* [Data items]

***

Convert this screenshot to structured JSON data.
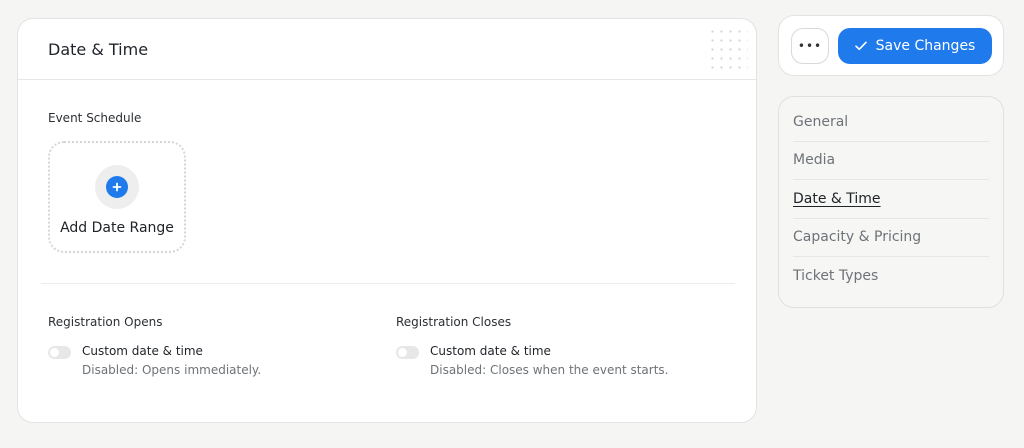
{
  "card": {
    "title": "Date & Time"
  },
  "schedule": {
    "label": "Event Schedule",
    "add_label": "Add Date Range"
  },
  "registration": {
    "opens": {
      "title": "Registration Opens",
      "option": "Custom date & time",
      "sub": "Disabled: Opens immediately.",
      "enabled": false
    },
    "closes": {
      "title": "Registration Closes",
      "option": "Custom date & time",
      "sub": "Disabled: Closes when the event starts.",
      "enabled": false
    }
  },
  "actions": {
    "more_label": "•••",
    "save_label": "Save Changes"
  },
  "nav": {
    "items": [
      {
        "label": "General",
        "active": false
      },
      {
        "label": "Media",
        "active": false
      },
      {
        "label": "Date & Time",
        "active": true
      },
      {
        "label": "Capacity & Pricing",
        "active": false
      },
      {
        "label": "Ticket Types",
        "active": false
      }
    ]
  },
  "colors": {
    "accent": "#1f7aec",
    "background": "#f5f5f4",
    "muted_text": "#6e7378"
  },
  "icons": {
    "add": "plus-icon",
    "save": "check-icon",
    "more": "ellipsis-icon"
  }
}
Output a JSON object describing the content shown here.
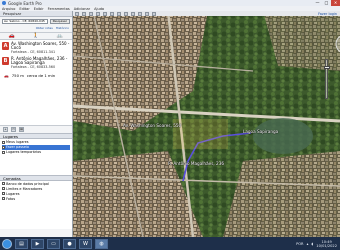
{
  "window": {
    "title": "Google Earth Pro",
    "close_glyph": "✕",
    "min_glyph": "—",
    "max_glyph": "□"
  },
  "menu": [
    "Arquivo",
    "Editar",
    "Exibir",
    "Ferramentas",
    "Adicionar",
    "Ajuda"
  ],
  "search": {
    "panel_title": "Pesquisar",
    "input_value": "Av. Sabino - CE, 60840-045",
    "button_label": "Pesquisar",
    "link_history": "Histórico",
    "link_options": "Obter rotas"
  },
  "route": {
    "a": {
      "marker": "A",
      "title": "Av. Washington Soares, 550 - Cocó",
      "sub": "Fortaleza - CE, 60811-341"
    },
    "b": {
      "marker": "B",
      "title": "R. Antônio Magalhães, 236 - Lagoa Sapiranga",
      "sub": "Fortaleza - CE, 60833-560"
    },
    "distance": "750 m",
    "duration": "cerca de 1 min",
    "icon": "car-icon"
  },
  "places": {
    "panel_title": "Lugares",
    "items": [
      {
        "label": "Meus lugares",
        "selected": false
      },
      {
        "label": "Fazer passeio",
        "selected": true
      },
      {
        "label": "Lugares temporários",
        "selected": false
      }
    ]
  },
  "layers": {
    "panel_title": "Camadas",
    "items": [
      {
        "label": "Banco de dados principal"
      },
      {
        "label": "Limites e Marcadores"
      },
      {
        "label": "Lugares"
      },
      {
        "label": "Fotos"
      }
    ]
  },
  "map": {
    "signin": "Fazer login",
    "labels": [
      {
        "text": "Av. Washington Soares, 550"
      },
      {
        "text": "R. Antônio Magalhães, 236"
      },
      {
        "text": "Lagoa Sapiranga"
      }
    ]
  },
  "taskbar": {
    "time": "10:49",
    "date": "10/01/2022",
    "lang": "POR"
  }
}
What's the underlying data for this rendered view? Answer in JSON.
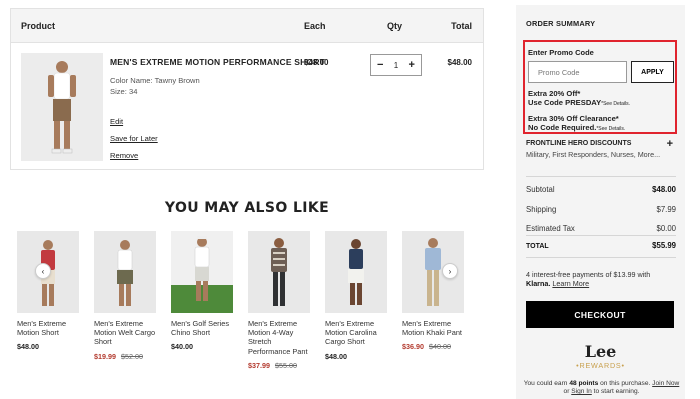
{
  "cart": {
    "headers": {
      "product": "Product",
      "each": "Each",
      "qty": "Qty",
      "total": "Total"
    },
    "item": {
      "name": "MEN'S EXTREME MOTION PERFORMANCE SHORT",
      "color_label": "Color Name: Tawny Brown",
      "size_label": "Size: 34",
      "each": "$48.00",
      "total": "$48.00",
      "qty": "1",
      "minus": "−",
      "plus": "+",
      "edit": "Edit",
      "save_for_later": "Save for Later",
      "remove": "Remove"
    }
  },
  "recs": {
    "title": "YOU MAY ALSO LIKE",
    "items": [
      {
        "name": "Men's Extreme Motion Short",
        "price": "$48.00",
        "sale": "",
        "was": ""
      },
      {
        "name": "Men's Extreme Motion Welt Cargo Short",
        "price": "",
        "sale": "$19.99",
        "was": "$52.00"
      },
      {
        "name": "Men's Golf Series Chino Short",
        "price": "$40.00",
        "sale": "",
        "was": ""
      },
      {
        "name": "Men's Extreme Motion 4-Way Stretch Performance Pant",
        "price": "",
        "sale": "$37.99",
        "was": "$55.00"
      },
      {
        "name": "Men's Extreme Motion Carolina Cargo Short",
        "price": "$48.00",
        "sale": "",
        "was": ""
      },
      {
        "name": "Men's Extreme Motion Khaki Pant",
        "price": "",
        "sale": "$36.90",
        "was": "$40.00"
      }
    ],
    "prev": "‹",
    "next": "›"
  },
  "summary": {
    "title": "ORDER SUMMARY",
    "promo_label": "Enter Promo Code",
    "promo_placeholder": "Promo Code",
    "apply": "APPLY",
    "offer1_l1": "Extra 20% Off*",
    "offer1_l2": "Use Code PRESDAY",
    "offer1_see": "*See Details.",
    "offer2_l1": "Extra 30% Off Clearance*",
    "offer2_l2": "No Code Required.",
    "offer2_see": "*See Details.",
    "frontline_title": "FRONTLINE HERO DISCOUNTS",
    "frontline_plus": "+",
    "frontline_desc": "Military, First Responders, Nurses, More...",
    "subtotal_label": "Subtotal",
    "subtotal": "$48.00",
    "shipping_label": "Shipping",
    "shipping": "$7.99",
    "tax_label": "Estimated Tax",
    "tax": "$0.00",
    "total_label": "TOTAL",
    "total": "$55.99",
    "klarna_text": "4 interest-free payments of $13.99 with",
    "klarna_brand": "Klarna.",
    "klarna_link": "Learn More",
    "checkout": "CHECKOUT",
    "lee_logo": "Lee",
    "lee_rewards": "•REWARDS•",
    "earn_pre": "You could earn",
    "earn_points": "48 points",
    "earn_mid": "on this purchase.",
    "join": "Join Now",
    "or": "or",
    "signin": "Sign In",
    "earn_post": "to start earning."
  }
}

***

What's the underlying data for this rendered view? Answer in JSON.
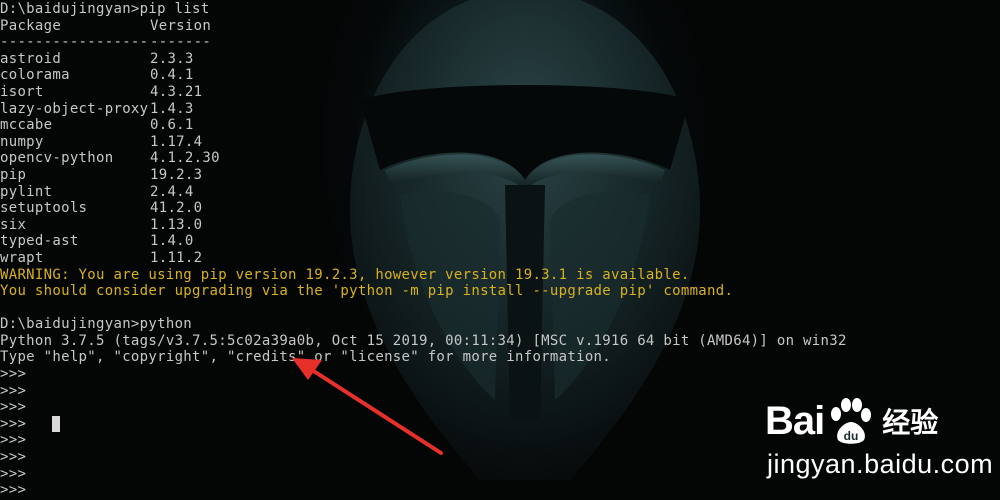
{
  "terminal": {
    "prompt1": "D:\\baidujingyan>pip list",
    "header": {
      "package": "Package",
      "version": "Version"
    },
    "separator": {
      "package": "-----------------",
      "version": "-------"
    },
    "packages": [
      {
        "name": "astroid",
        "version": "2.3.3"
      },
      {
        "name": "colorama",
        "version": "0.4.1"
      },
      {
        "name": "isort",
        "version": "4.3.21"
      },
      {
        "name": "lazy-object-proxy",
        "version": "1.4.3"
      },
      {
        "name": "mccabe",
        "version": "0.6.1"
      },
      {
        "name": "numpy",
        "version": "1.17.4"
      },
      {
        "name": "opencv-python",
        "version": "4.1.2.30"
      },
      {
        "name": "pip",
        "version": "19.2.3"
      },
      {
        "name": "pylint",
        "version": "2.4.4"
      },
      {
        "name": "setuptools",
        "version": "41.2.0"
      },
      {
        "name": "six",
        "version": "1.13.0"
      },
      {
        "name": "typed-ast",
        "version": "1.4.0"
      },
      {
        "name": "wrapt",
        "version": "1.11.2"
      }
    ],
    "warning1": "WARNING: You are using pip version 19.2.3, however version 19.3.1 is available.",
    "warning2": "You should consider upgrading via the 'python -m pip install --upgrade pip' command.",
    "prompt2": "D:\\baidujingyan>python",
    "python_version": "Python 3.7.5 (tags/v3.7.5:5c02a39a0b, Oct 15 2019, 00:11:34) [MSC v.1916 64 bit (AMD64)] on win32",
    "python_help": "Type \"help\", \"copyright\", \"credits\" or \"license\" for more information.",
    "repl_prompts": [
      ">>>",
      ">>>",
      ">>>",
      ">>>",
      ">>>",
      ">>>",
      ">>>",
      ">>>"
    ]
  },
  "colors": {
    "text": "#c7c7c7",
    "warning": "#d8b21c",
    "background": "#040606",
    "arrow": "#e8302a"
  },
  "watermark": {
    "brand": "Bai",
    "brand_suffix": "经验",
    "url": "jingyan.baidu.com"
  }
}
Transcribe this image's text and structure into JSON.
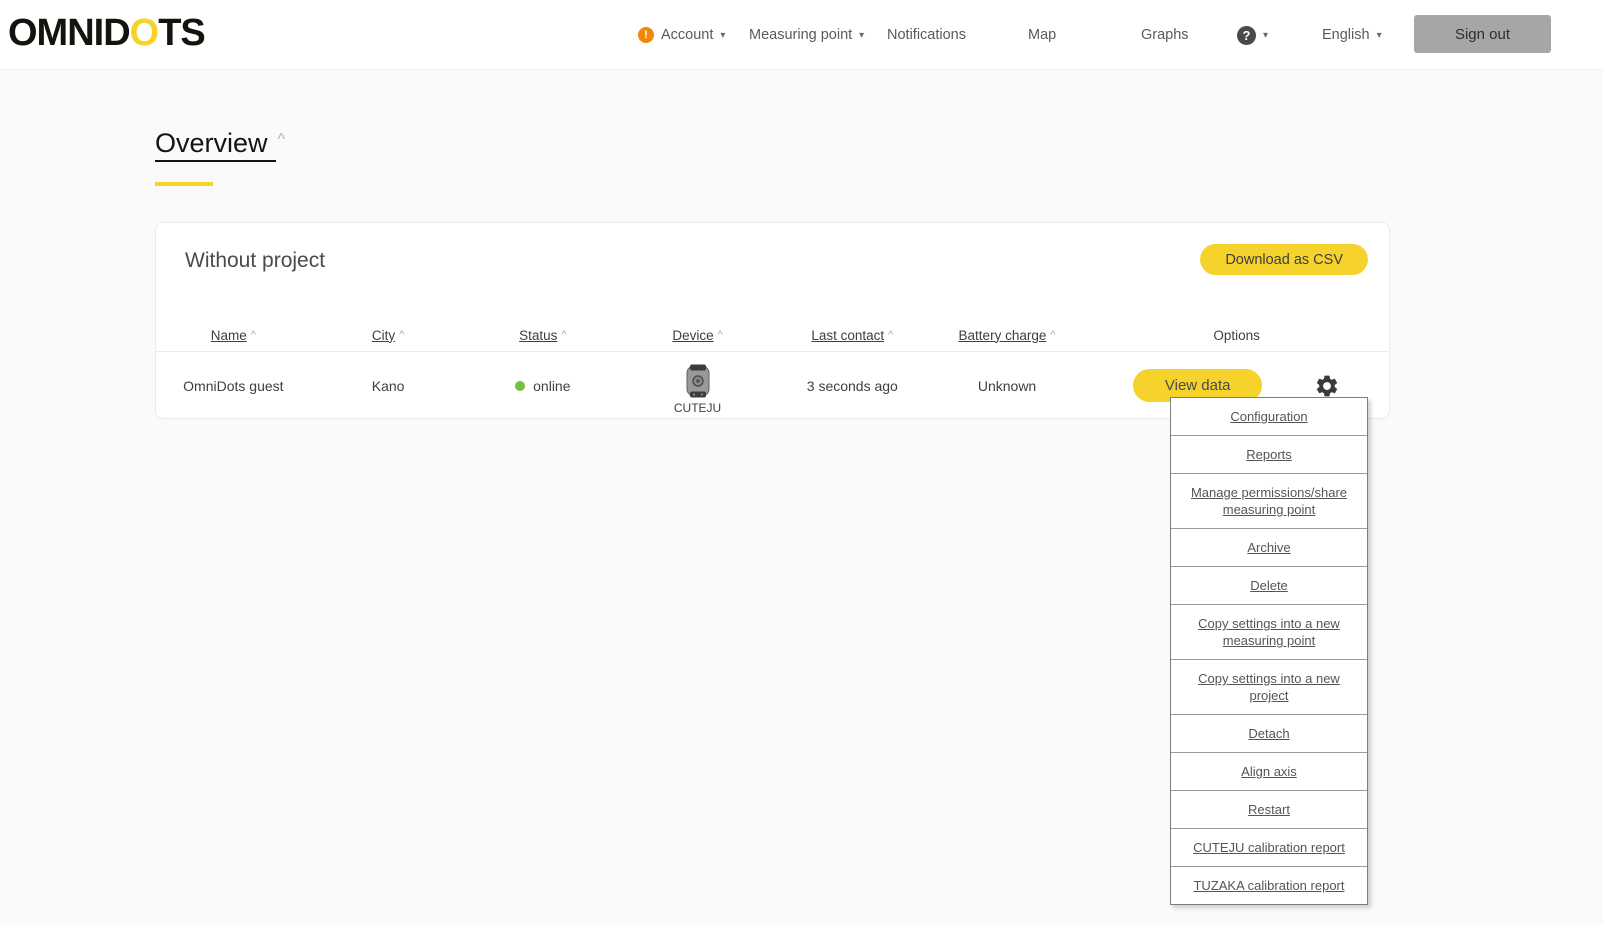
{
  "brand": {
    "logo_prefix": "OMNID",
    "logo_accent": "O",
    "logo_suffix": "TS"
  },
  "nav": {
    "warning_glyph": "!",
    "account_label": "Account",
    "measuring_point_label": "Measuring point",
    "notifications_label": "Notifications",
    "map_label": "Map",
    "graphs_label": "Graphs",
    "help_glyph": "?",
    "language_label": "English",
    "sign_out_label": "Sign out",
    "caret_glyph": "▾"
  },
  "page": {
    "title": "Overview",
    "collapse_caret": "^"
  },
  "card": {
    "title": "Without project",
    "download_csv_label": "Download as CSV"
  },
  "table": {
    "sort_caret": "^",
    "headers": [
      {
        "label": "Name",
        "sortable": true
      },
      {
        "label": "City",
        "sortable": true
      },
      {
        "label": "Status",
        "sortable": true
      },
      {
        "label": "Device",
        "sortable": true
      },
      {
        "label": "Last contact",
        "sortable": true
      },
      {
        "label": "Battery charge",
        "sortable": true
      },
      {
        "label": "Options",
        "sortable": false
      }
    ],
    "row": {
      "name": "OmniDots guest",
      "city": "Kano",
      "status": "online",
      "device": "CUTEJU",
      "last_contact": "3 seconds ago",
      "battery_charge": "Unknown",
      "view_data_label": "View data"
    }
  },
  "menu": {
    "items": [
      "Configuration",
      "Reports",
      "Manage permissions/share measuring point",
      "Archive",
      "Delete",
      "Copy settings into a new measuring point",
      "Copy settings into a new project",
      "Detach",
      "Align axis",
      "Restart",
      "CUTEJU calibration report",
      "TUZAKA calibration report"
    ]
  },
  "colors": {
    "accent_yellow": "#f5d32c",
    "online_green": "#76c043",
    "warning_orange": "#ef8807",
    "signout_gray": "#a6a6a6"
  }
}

***

* [WHAT IS BEING ASKED]
Locate all lines in the listing above with the word "Antônio" and copy them.

* [SOLVED PROBLEM]
      "title": "R. Antônio Magalhães, 236 - Lagoa Sapiranga",
        "text": "R. Antônio Magalhães, 236"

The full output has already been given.